TO DO: Write the records below out again exactly as given, with no images.

RECORDS PROVIDED:
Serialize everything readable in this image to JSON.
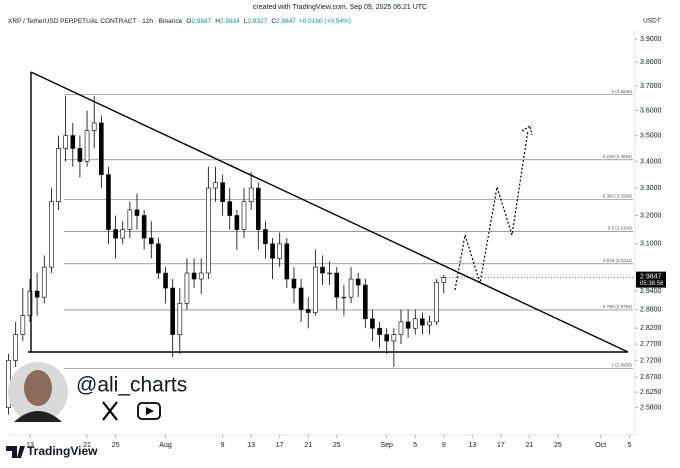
{
  "chart_data": {
    "type": "candlestick",
    "created_note": "created with TradingView.com, Sep 09, 2025 06:21 UTC",
    "title": "XRP / TetherUSD PERPETUAL CONTRACT · 12h · Binance",
    "ohlc_header": [
      {
        "label": "O",
        "value": 2.9687
      },
      {
        "label": "H",
        "value": 2.9934
      },
      {
        "label": "L",
        "value": 2.9327
      },
      {
        "label": "C",
        "value": 2.9847
      }
    ],
    "change_text": "+0.0160 (+0.54%)",
    "currency": "USDT",
    "brand": "TradingView",
    "watermark_handle": "@ali_charts",
    "log_scale": true,
    "up_color": "#ffffff",
    "down_color": "#000000",
    "x": [
      10,
      11,
      12,
      13,
      14,
      15,
      16,
      17,
      18,
      19,
      20,
      21,
      22,
      23,
      24,
      25,
      26,
      27,
      28,
      29,
      30,
      31,
      32,
      33,
      34,
      35,
      36,
      37,
      38,
      39,
      40,
      41,
      42,
      43,
      44,
      45,
      46,
      47,
      48,
      49,
      50,
      51,
      52,
      53,
      54,
      55,
      56,
      57,
      58,
      59,
      60,
      61,
      62,
      63,
      64,
      65,
      66,
      67,
      68,
      69,
      70,
      71
    ],
    "open": [
      2.58,
      2.72,
      2.8,
      2.86,
      2.94,
      2.92,
      3.02,
      3.25,
      3.45,
      3.5,
      3.45,
      3.4,
      3.52,
      3.55,
      3.35,
      3.15,
      3.12,
      3.15,
      3.22,
      3.2,
      3.12,
      3.1,
      3.0,
      2.95,
      2.8,
      2.9,
      3.0,
      2.98,
      3.0,
      3.3,
      3.32,
      3.25,
      3.2,
      3.15,
      3.25,
      3.3,
      3.15,
      3.1,
      3.05,
      3.1,
      2.98,
      2.95,
      2.88,
      2.87,
      3.02,
      3.0,
      3.0,
      2.92,
      2.92,
      2.98,
      2.96,
      2.85,
      2.82,
      2.8,
      2.78,
      2.8,
      2.84,
      2.82,
      2.85,
      2.83,
      2.84,
      2.9687
    ],
    "high": [
      2.74,
      2.84,
      2.95,
      2.98,
      3.0,
      3.06,
      3.3,
      3.5,
      3.66,
      3.55,
      3.5,
      3.6,
      3.66,
      3.58,
      3.38,
      3.2,
      3.18,
      3.25,
      3.28,
      3.22,
      3.18,
      3.12,
      3.02,
      2.98,
      2.95,
      3.05,
      3.05,
      3.05,
      3.38,
      3.38,
      3.35,
      3.3,
      3.22,
      3.3,
      3.36,
      3.32,
      3.18,
      3.12,
      3.14,
      3.12,
      3.02,
      2.98,
      2.92,
      3.08,
      3.06,
      3.04,
      3.02,
      2.96,
      3.02,
      3.0,
      2.98,
      2.88,
      2.84,
      2.82,
      2.82,
      2.88,
      2.88,
      2.88,
      2.87,
      2.86,
      2.98,
      2.9934
    ],
    "low": [
      2.56,
      2.7,
      2.78,
      2.84,
      2.86,
      2.9,
      3.0,
      3.22,
      3.4,
      3.38,
      3.34,
      3.38,
      3.45,
      3.3,
      3.1,
      3.05,
      3.1,
      3.12,
      3.15,
      3.08,
      3.05,
      2.98,
      2.9,
      2.73,
      2.74,
      2.88,
      2.95,
      2.93,
      2.98,
      3.25,
      3.2,
      3.15,
      3.08,
      3.12,
      3.22,
      3.08,
      3.05,
      2.98,
      3.02,
      2.95,
      2.9,
      2.84,
      2.82,
      2.86,
      2.96,
      2.96,
      2.88,
      2.86,
      2.9,
      2.92,
      2.82,
      2.78,
      2.76,
      2.74,
      2.7,
      2.77,
      2.79,
      2.8,
      2.8,
      2.8,
      2.83,
      2.9327
    ],
    "close": [
      2.72,
      2.8,
      2.86,
      2.94,
      2.92,
      3.02,
      3.25,
      3.45,
      3.5,
      3.45,
      3.4,
      3.52,
      3.55,
      3.35,
      3.15,
      3.12,
      3.15,
      3.22,
      3.2,
      3.12,
      3.1,
      3.0,
      2.95,
      2.8,
      2.9,
      3.0,
      2.98,
      3.0,
      3.3,
      3.32,
      3.25,
      3.2,
      3.15,
      3.25,
      3.3,
      3.15,
      3.1,
      3.05,
      3.1,
      2.98,
      2.95,
      2.88,
      2.87,
      3.02,
      3.0,
      3.0,
      2.92,
      2.92,
      2.98,
      2.96,
      2.85,
      2.82,
      2.8,
      2.78,
      2.8,
      2.84,
      2.82,
      2.85,
      2.83,
      2.84,
      2.9687,
      2.9847
    ],
    "last_price": {
      "value": 2.9847,
      "countdown": "05:38:56"
    },
    "fib_levels": [
      {
        "value": 3.6646,
        "label": "0 (3.6646)"
      },
      {
        "value": 3.4064,
        "label": "0.236 (3.4064)"
      },
      {
        "value": 3.2589,
        "label": "0.382 (3.2589)"
      },
      {
        "value": 3.1429,
        "label": "0.5 (3.1429)"
      },
      {
        "value": 3.0311,
        "label": "0.618 (3.0311)"
      },
      {
        "value": 2.8786,
        "label": "0.786 (2.8786)"
      },
      {
        "value": 2.6955,
        "label": "1 (2.6955)"
      }
    ],
    "xlim": [
      10.2,
      97.8
    ],
    "xticks": [
      {
        "value": 13,
        "label": "13"
      },
      {
        "value": 21,
        "label": "21"
      },
      {
        "value": 25,
        "label": "25"
      },
      {
        "value": 32,
        "label": "Aug"
      },
      {
        "value": 40,
        "label": "9"
      },
      {
        "value": 44,
        "label": "13"
      },
      {
        "value": 48,
        "label": "17"
      },
      {
        "value": 52,
        "label": "21"
      },
      {
        "value": 56,
        "label": "25"
      },
      {
        "value": 63,
        "label": "Sep"
      },
      {
        "value": 67,
        "label": "5"
      },
      {
        "value": 71,
        "label": "9"
      },
      {
        "value": 75,
        "label": "13"
      },
      {
        "value": 79,
        "label": "17"
      },
      {
        "value": 83,
        "label": "21"
      },
      {
        "value": 87,
        "label": "25"
      },
      {
        "value": 93,
        "label": "Oct"
      },
      {
        "value": 97,
        "label": "5"
      }
    ],
    "ylim": [
      2.53,
      3.94
    ],
    "yticks": [
      {
        "value": 2.58,
        "label": "2.5800"
      },
      {
        "value": 2.625,
        "label": "2.6250"
      },
      {
        "value": 2.67,
        "label": "2.6700"
      },
      {
        "value": 2.72,
        "label": "2.7200"
      },
      {
        "value": 2.77,
        "label": "2.7700"
      },
      {
        "value": 2.82,
        "label": "2.8200"
      },
      {
        "value": 2.88,
        "label": "2.8800"
      },
      {
        "value": 2.94,
        "label": "2.9400"
      },
      {
        "value": 3.1,
        "label": "3.1000"
      },
      {
        "value": 3.2,
        "label": "3.2000"
      },
      {
        "value": 3.3,
        "label": "3.3000"
      },
      {
        "value": 3.4,
        "label": "3.4000"
      },
      {
        "value": 3.5,
        "label": "3.5000"
      },
      {
        "value": 3.6,
        "label": "3.6000"
      },
      {
        "value": 3.7,
        "label": "3.7000"
      },
      {
        "value": 3.8,
        "label": "3.8000"
      },
      {
        "value": 3.9,
        "label": "3.9000"
      }
    ]
  }
}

COMPLETE ANSWER:
Serialize everything readable in this image to JSON.
{
  "chart_data": {
    "type": "candlestick",
    "created_note": "created with TradingView.com, Sep 09, 2025 06:21 UTC",
    "title": "XRP / TetherUSD PERPETUAL CONTRACT · 12h · Binance",
    "ohlc_header": [
      {
        "label": "O",
        "value": 2.9687
      },
      {
        "label": "H",
        "value": 2.9934
      },
      {
        "label": "L",
        "value": 2.9327
      },
      {
        "label": "C",
        "value": 2.9847
      }
    ],
    "change_text": "+0.0160 (+0.54%)",
    "currency": "USDT",
    "brand": "TradingView",
    "watermark_handle": "@ali_charts",
    "log_scale": true,
    "up_color": "#ffffff",
    "down_color": "#000000",
    "x": [
      10,
      11,
      12,
      13,
      14,
      15,
      16,
      17,
      18,
      19,
      20,
      21,
      22,
      23,
      24,
      25,
      26,
      27,
      28,
      29,
      30,
      31,
      32,
      33,
      34,
      35,
      36,
      37,
      38,
      39,
      40,
      41,
      42,
      43,
      44,
      45,
      46,
      47,
      48,
      49,
      50,
      51,
      52,
      53,
      54,
      55,
      56,
      57,
      58,
      59,
      60,
      61,
      62,
      63,
      64,
      65,
      66,
      67,
      68,
      69,
      70,
      71
    ],
    "open": [
      2.58,
      2.72,
      2.8,
      2.86,
      2.94,
      2.92,
      3.02,
      3.25,
      3.45,
      3.5,
      3.45,
      3.4,
      3.52,
      3.55,
      3.35,
      3.15,
      3.12,
      3.15,
      3.22,
      3.2,
      3.12,
      3.1,
      3.0,
      2.95,
      2.8,
      2.9,
      3.0,
      2.98,
      3.0,
      3.3,
      3.32,
      3.25,
      3.2,
      3.15,
      3.25,
      3.3,
      3.15,
      3.1,
      3.05,
      3.1,
      2.98,
      2.95,
      2.88,
      2.87,
      3.02,
      3.0,
      3.0,
      2.92,
      2.92,
      2.98,
      2.96,
      2.85,
      2.82,
      2.8,
      2.78,
      2.8,
      2.84,
      2.82,
      2.85,
      2.83,
      2.84,
      2.9687
    ],
    "high": [
      2.74,
      2.84,
      2.95,
      2.98,
      3.0,
      3.06,
      3.3,
      3.5,
      3.66,
      3.55,
      3.5,
      3.6,
      3.66,
      3.58,
      3.38,
      3.2,
      3.18,
      3.25,
      3.28,
      3.22,
      3.18,
      3.12,
      3.02,
      2.98,
      2.95,
      3.05,
      3.05,
      3.05,
      3.38,
      3.38,
      3.35,
      3.3,
      3.22,
      3.3,
      3.36,
      3.32,
      3.18,
      3.12,
      3.14,
      3.12,
      3.02,
      2.98,
      2.92,
      3.08,
      3.06,
      3.04,
      3.02,
      2.96,
      3.02,
      3.0,
      2.98,
      2.88,
      2.84,
      2.82,
      2.82,
      2.88,
      2.88,
      2.88,
      2.87,
      2.86,
      2.98,
      2.9934
    ],
    "low": [
      2.56,
      2.7,
      2.78,
      2.84,
      2.86,
      2.9,
      3.0,
      3.22,
      3.4,
      3.38,
      3.34,
      3.38,
      3.45,
      3.3,
      3.1,
      3.05,
      3.1,
      3.12,
      3.15,
      3.08,
      3.05,
      2.98,
      2.9,
      2.73,
      2.74,
      2.88,
      2.95,
      2.93,
      2.98,
      3.25,
      3.2,
      3.15,
      3.08,
      3.12,
      3.22,
      3.08,
      3.05,
      2.98,
      3.02,
      2.95,
      2.9,
      2.84,
      2.82,
      2.86,
      2.96,
      2.96,
      2.88,
      2.86,
      2.9,
      2.92,
      2.82,
      2.78,
      2.76,
      2.74,
      2.7,
      2.77,
      2.79,
      2.8,
      2.8,
      2.8,
      2.83,
      2.9327
    ],
    "close": [
      2.72,
      2.8,
      2.86,
      2.94,
      2.92,
      3.02,
      3.25,
      3.45,
      3.5,
      3.45,
      3.4,
      3.52,
      3.55,
      3.35,
      3.15,
      3.12,
      3.15,
      3.22,
      3.2,
      3.12,
      3.1,
      3.0,
      2.95,
      2.8,
      2.9,
      3.0,
      2.98,
      3.0,
      3.3,
      3.32,
      3.25,
      3.2,
      3.15,
      3.25,
      3.3,
      3.15,
      3.1,
      3.05,
      3.1,
      2.98,
      2.95,
      2.88,
      2.87,
      3.02,
      3.0,
      3.0,
      2.92,
      2.92,
      2.98,
      2.96,
      2.85,
      2.82,
      2.8,
      2.78,
      2.8,
      2.84,
      2.82,
      2.85,
      2.83,
      2.84,
      2.9687,
      2.9847
    ],
    "last_price": {
      "value": 2.9847,
      "countdown": "05:38:56"
    },
    "fib_levels": [
      {
        "value": 3.6646,
        "label": "0 (3.6646)"
      },
      {
        "value": 3.4064,
        "label": "0.236 (3.4064)"
      },
      {
        "value": 3.2589,
        "label": "0.382 (3.2589)"
      },
      {
        "value": 3.1429,
        "label": "0.5 (3.1429)"
      },
      {
        "value": 3.0311,
        "label": "0.618 (3.0311)"
      },
      {
        "value": 2.8786,
        "label": "0.786 (2.8786)"
      },
      {
        "value": 2.6955,
        "label": "1 (2.6955)"
      }
    ],
    "xlim": [
      10.2,
      97.8
    ],
    "xticks": [
      {
        "value": 13,
        "label": "13"
      },
      {
        "value": 21,
        "label": "21"
      },
      {
        "value": 25,
        "label": "25"
      },
      {
        "value": 32,
        "label": "Aug"
      },
      {
        "value": 40,
        "label": "9"
      },
      {
        "value": 44,
        "label": "13"
      },
      {
        "value": 48,
        "label": "17"
      },
      {
        "value": 52,
        "label": "21"
      },
      {
        "value": 56,
        "label": "25"
      },
      {
        "value": 63,
        "label": "Sep"
      },
      {
        "value": 67,
        "label": "5"
      },
      {
        "value": 71,
        "label": "9"
      },
      {
        "value": 75,
        "label": "13"
      },
      {
        "value": 79,
        "label": "17"
      },
      {
        "value": 83,
        "label": "21"
      },
      {
        "value": 87,
        "label": "25"
      },
      {
        "value": 93,
        "label": "Oct"
      },
      {
        "value": 97,
        "label": "5"
      }
    ],
    "ylim": [
      2.53,
      3.94
    ],
    "yticks": [
      {
        "value": 2.58,
        "label": "2.5800"
      },
      {
        "value": 2.625,
        "label": "2.6250"
      },
      {
        "value": 2.67,
        "label": "2.6700"
      },
      {
        "value": 2.72,
        "label": "2.7200"
      },
      {
        "value": 2.77,
        "label": "2.7700"
      },
      {
        "value": 2.82,
        "label": "2.8200"
      },
      {
        "value": 2.88,
        "label": "2.8800"
      },
      {
        "value": 2.94,
        "label": "2.9400"
      },
      {
        "value": 3.1,
        "label": "3.1000"
      },
      {
        "value": 3.2,
        "label": "3.2000"
      },
      {
        "value": 3.3,
        "label": "3.3000"
      },
      {
        "value": 3.4,
        "label": "3.4000"
      },
      {
        "value": 3.5,
        "label": "3.5000"
      },
      {
        "value": 3.6,
        "label": "3.6000"
      },
      {
        "value": 3.7,
        "label": "3.7000"
      },
      {
        "value": 3.8,
        "label": "3.8000"
      },
      {
        "value": 3.9,
        "label": "3.9000"
      }
    ]
  }
}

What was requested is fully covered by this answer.